**TASK GOAL:**
Return every record below exactly as written, omitting any pictures.

Records from a collection:
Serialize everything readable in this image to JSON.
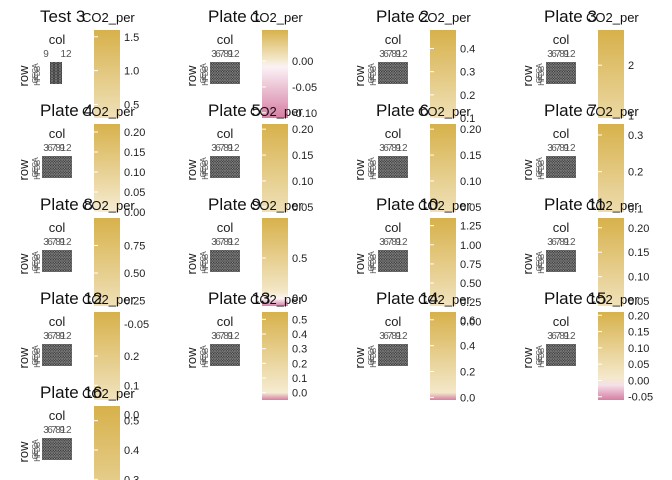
{
  "chart_data": {
    "type": "heatmap",
    "facet_layout": "4-columns",
    "xlabel": "col",
    "ylabel": "row",
    "legend_title": "CO2_per",
    "colors": {
      "low": "#d67ea3",
      "mid": "#ffffff",
      "high": "#d7b14b",
      "tile_fill": "#3f3f3f",
      "tile_outline": "#9a9a9a"
    },
    "col_tick_labels": [
      "3",
      "6",
      "7",
      "8",
      "9",
      "12"
    ],
    "row_tick_labels": [
      "A",
      "B",
      "C",
      "D",
      "E",
      "F",
      "G",
      "H"
    ],
    "panels": [
      {
        "title": "Test 3",
        "col_tick_labels": [
          "9",
          "12"
        ],
        "row_tick_labels": [
          "A",
          "B",
          "C",
          "D",
          "E",
          "F",
          "G",
          "H"
        ],
        "legend_breaks": [
          1.5,
          1.0,
          0.5
        ],
        "legend_range": [
          0.3,
          1.6
        ]
      },
      {
        "title": "Plate 1",
        "legend_breaks": [
          0.0,
          -0.05,
          -0.1
        ],
        "legend_range": [
          -0.11,
          0.06
        ]
      },
      {
        "title": "Plate 2",
        "legend_breaks": [
          0.4,
          0.3,
          0.2,
          0.1
        ],
        "legend_range": [
          0.1,
          0.48
        ]
      },
      {
        "title": "Plate 3",
        "legend_breaks": [
          2,
          1
        ],
        "legend_range": [
          0.95,
          2.7
        ]
      },
      {
        "title": "Plate 4",
        "legend_breaks": [
          0.2,
          0.15,
          0.1,
          0.05,
          0.0
        ],
        "legend_range": [
          0.0,
          0.22
        ]
      },
      {
        "title": "Plate 5",
        "legend_breaks": [
          0.2,
          0.15,
          0.1,
          0.05
        ],
        "legend_range": [
          0.04,
          0.21
        ]
      },
      {
        "title": "Plate 6",
        "legend_breaks": [
          0.2,
          0.15,
          0.1,
          0.05
        ],
        "legend_range": [
          0.04,
          0.21
        ]
      },
      {
        "title": "Plate 7",
        "legend_breaks": [
          0.3,
          0.2,
          0.1
        ],
        "legend_range": [
          0.09,
          0.33
        ]
      },
      {
        "title": "Plate 8",
        "legend_breaks": [
          -0.05,
          0.75,
          0.5,
          0.25
        ],
        "legend_range": [
          0.2,
          1.0
        ]
      },
      {
        "title": "Plate 9",
        "legend_breaks": [
          0.0,
          0.5,
          0.0
        ],
        "legend_range": [
          -0.1,
          1.0
        ]
      },
      {
        "title": "Plate 10",
        "legend_breaks": [
          0.0,
          1.25,
          1.0,
          0.75,
          0.5,
          0.25
        ],
        "legend_range": [
          0.2,
          1.35
        ]
      },
      {
        "title": "Plate 11",
        "legend_breaks": [
          0.2,
          0.15,
          0.1,
          0.05
        ],
        "legend_range": [
          0.04,
          0.22
        ]
      },
      {
        "title": "Plate 12",
        "legend_breaks": [
          0.0,
          0.2,
          0.1
        ],
        "legend_range": [
          0.05,
          0.35
        ]
      },
      {
        "title": "Plate 13",
        "legend_breaks": [
          0.5,
          0.4,
          0.3,
          0.2,
          0.1,
          0.0
        ],
        "legend_range": [
          -0.05,
          0.55
        ]
      },
      {
        "title": "Plate 14",
        "legend_breaks": [
          0.6,
          0.4,
          0.2,
          0.0
        ],
        "legend_range": [
          -0.02,
          0.66
        ]
      },
      {
        "title": "Plate 15",
        "legend_breaks": [
          0.2,
          0.15,
          0.1,
          0.05,
          0.0,
          -0.05
        ],
        "legend_range": [
          -0.06,
          0.21
        ]
      },
      {
        "title": "Plate 16",
        "legend_breaks": [
          0.5,
          0.4,
          0.3
        ],
        "legend_range": [
          0.25,
          0.55
        ]
      }
    ]
  }
}
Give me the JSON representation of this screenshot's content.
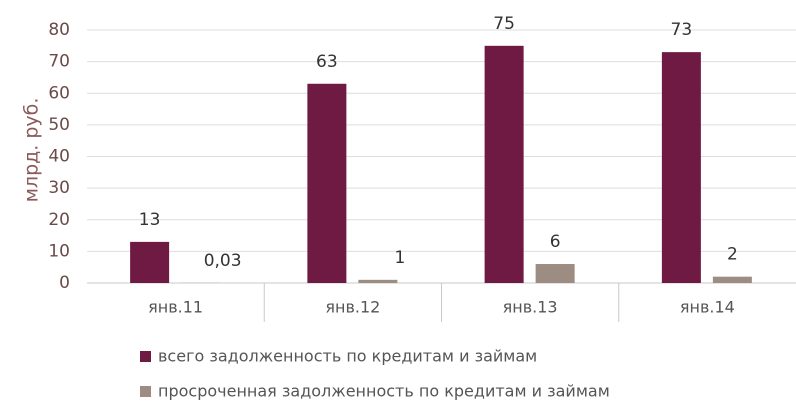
{
  "chart_data": {
    "type": "bar",
    "y_label": "млрд. руб.",
    "categories": [
      "янв.11",
      "янв.12",
      "янв.13",
      "янв.14"
    ],
    "series": [
      {
        "name": "всего задолженность по кредитам и займам",
        "color": "#6e1a43",
        "values": [
          13,
          63,
          75,
          73
        ]
      },
      {
        "name": "просроченная задолженность по кредитам и займам",
        "color": "#9c8c82",
        "values": [
          0.03,
          1,
          6,
          2
        ],
        "value_labels": [
          "0,03",
          "1",
          "6",
          "2"
        ]
      }
    ],
    "ylim": [
      0,
      80
    ],
    "yticks": [
      0,
      10,
      20,
      30,
      40,
      50,
      60,
      70,
      80
    ],
    "grid": true,
    "legend": "bottom"
  }
}
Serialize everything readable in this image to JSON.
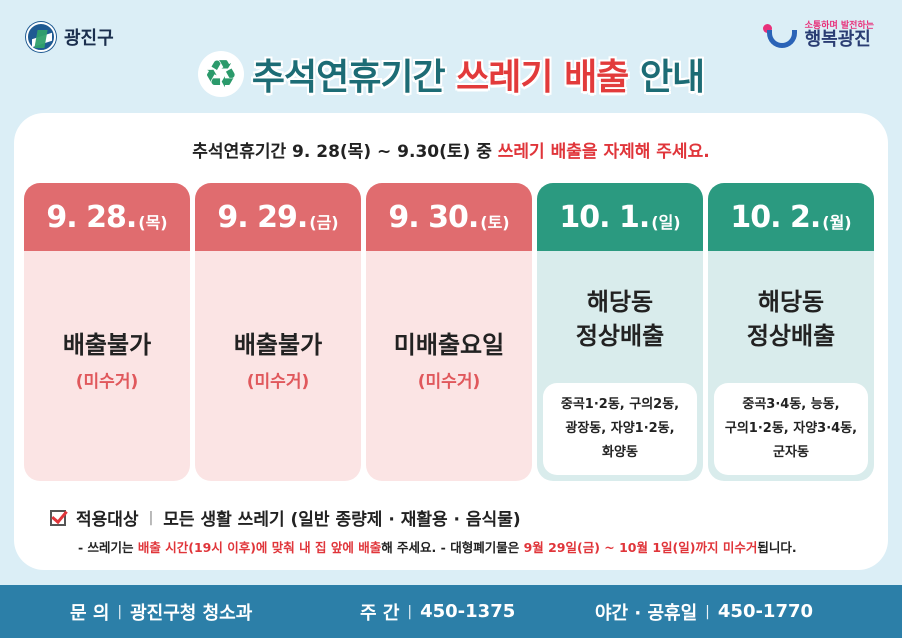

**FULL RESPONSE:**
Serialize everything readable in this image to JSON.
{
  "chart_data": {
    "type": "heatmap",
    "facet_layout": "4-columns",
    "xlabel": "col",
    "ylabel": "row",
    "legend_title": "CO2_per",
    "colors": {
      "low": "#d67ea3",
      "mid": "#ffffff",
      "high": "#d7b14b",
      "tile_fill": "#3f3f3f",
      "tile_outline": "#9a9a9a"
    },
    "col_tick_labels": [
      "3",
      "6",
      "7",
      "8",
      "9",
      "12"
    ],
    "row_tick_labels": [
      "A",
      "B",
      "C",
      "D",
      "E",
      "F",
      "G",
      "H"
    ],
    "panels": [
      {
        "title": "Test 3",
        "col_tick_labels": [
          "9",
          "12"
        ],
        "row_tick_labels": [
          "A",
          "B",
          "C",
          "D",
          "E",
          "F",
          "G",
          "H"
        ],
        "legend_breaks": [
          1.5,
          1.0,
          0.5
        ],
        "legend_range": [
          0.3,
          1.6
        ]
      },
      {
        "title": "Plate 1",
        "legend_breaks": [
          0.0,
          -0.05,
          -0.1
        ],
        "legend_range": [
          -0.11,
          0.06
        ]
      },
      {
        "title": "Plate 2",
        "legend_breaks": [
          0.4,
          0.3,
          0.2,
          0.1
        ],
        "legend_range": [
          0.1,
          0.48
        ]
      },
      {
        "title": "Plate 3",
        "legend_breaks": [
          2,
          1
        ],
        "legend_range": [
          0.95,
          2.7
        ]
      },
      {
        "title": "Plate 4",
        "legend_breaks": [
          0.2,
          0.15,
          0.1,
          0.05,
          0.0
        ],
        "legend_range": [
          0.0,
          0.22
        ]
      },
      {
        "title": "Plate 5",
        "legend_breaks": [
          0.2,
          0.15,
          0.1,
          0.05
        ],
        "legend_range": [
          0.04,
          0.21
        ]
      },
      {
        "title": "Plate 6",
        "legend_breaks": [
          0.2,
          0.15,
          0.1,
          0.05
        ],
        "legend_range": [
          0.04,
          0.21
        ]
      },
      {
        "title": "Plate 7",
        "legend_breaks": [
          0.3,
          0.2,
          0.1
        ],
        "legend_range": [
          0.09,
          0.33
        ]
      },
      {
        "title": "Plate 8",
        "legend_breaks": [
          -0.05,
          0.75,
          0.5,
          0.25
        ],
        "legend_range": [
          0.2,
          1.0
        ]
      },
      {
        "title": "Plate 9",
        "legend_breaks": [
          0.0,
          0.5,
          0.0
        ],
        "legend_range": [
          -0.1,
          1.0
        ]
      },
      {
        "title": "Plate 10",
        "legend_breaks": [
          0.0,
          1.25,
          1.0,
          0.75,
          0.5,
          0.25
        ],
        "legend_range": [
          0.2,
          1.35
        ]
      },
      {
        "title": "Plate 11",
        "legend_breaks": [
          0.2,
          0.15,
          0.1,
          0.05
        ],
        "legend_range": [
          0.04,
          0.22
        ]
      },
      {
        "title": "Plate 12",
        "legend_breaks": [
          0.0,
          0.2,
          0.1
        ],
        "legend_range": [
          0.05,
          0.35
        ]
      },
      {
        "title": "Plate 13",
        "legend_breaks": [
          0.5,
          0.4,
          0.3,
          0.2,
          0.1,
          0.0
        ],
        "legend_range": [
          -0.05,
          0.55
        ]
      },
      {
        "title": "Plate 14",
        "legend_breaks": [
          0.6,
          0.4,
          0.2,
          0.0
        ],
        "legend_range": [
          -0.02,
          0.66
        ]
      },
      {
        "title": "Plate 15",
        "legend_breaks": [
          0.2,
          0.15,
          0.1,
          0.05,
          0.0,
          -0.05
        ],
        "legend_range": [
          -0.06,
          0.21
        ]
      },
      {
        "title": "Plate 16",
        "legend_breaks": [
          0.5,
          0.4,
          0.3
        ],
        "legend_range": [
          0.25,
          0.55
        ]
      }
    ]
  }
}
Give me the JSON representation of this screenshot's content.
{
  "chart_data": {
    "type": "bar",
    "y_label": "млрд. руб.",
    "categories": [
      "янв.11",
      "янв.12",
      "янв.13",
      "янв.14"
    ],
    "series": [
      {
        "name": "всего задолженность по кредитам и займам",
        "color": "#6e1a43",
        "values": [
          13,
          63,
          75,
          73
        ]
      },
      {
        "name": "просроченная задолженность по кредитам и займам",
        "color": "#9c8c82",
        "values": [
          0.03,
          1,
          6,
          2
        ],
        "value_labels": [
          "0,03",
          "1",
          "6",
          "2"
        ]
      }
    ],
    "ylim": [
      0,
      80
    ],
    "yticks": [
      0,
      10,
      20,
      30,
      40,
      50,
      60,
      70,
      80
    ],
    "grid": true,
    "legend": "bottom"
  }
}
Serialize everything readable in this image to JSON.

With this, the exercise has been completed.